Data excerpts:

____

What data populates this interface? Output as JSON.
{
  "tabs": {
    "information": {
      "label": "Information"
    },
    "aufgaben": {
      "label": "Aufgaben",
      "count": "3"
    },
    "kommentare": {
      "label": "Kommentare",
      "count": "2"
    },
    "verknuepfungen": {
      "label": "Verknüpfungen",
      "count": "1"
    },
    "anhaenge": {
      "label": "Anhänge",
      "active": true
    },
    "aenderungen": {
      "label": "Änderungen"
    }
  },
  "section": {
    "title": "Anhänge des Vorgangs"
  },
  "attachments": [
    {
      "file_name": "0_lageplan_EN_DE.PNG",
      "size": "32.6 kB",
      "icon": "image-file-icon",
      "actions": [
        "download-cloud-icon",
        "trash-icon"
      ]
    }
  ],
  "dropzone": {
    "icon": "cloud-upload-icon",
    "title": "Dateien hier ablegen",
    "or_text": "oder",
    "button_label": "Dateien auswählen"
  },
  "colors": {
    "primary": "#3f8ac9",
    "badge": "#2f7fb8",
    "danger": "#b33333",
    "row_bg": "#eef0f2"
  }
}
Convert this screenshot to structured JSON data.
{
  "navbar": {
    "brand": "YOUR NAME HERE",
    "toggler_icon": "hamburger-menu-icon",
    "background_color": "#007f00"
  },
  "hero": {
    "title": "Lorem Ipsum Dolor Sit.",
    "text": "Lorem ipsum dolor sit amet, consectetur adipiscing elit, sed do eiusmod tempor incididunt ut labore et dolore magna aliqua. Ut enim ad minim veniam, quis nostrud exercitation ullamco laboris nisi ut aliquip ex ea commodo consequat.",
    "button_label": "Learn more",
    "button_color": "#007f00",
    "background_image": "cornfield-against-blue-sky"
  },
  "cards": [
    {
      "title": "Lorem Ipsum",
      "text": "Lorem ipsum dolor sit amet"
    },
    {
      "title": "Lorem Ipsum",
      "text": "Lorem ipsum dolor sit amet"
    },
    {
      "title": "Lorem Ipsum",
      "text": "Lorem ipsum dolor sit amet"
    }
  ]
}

____

**WRITTEN TASK**
Your task is to return, exactly and on their own, the lines from the one containing "Convert this screenshot" through the last line of the listing.

**TASK OUTPUT**
Convert this screenshot to structured JSON data.
{
  "navbar": {
    "brand": "YOUR NAME HERE",
    "toggler_icon": "hamburger-menu-icon",
    "background_color": "#007f00"
  },
  "hero": {
    "title": "Lorem Ipsum Dolor Sit.",
    "text": "Lorem ipsum dolor sit amet, consectetur adipiscing elit, sed do eiusmod tempor incididunt ut labore et dolore magna aliqua. Ut enim ad minim veniam, quis nostrud exercitation ullamco laboris nisi ut aliquip ex ea commodo consequat.",
    "button_label": "Learn more",
    "button_color": "#007f00",
    "background_image": "cornfield-against-blue-sky"
  },
  "cards": [
    {
      "title": "Lorem Ipsum",
      "text": "Lorem ipsum dolor sit amet"
    },
    {
      "title": "Lorem Ipsum",
      "text": "Lorem ipsum dolor sit amet"
    },
    {
      "title": "Lorem Ipsum",
      "text": "Lorem ipsum dolor sit amet"
    }
  ]
}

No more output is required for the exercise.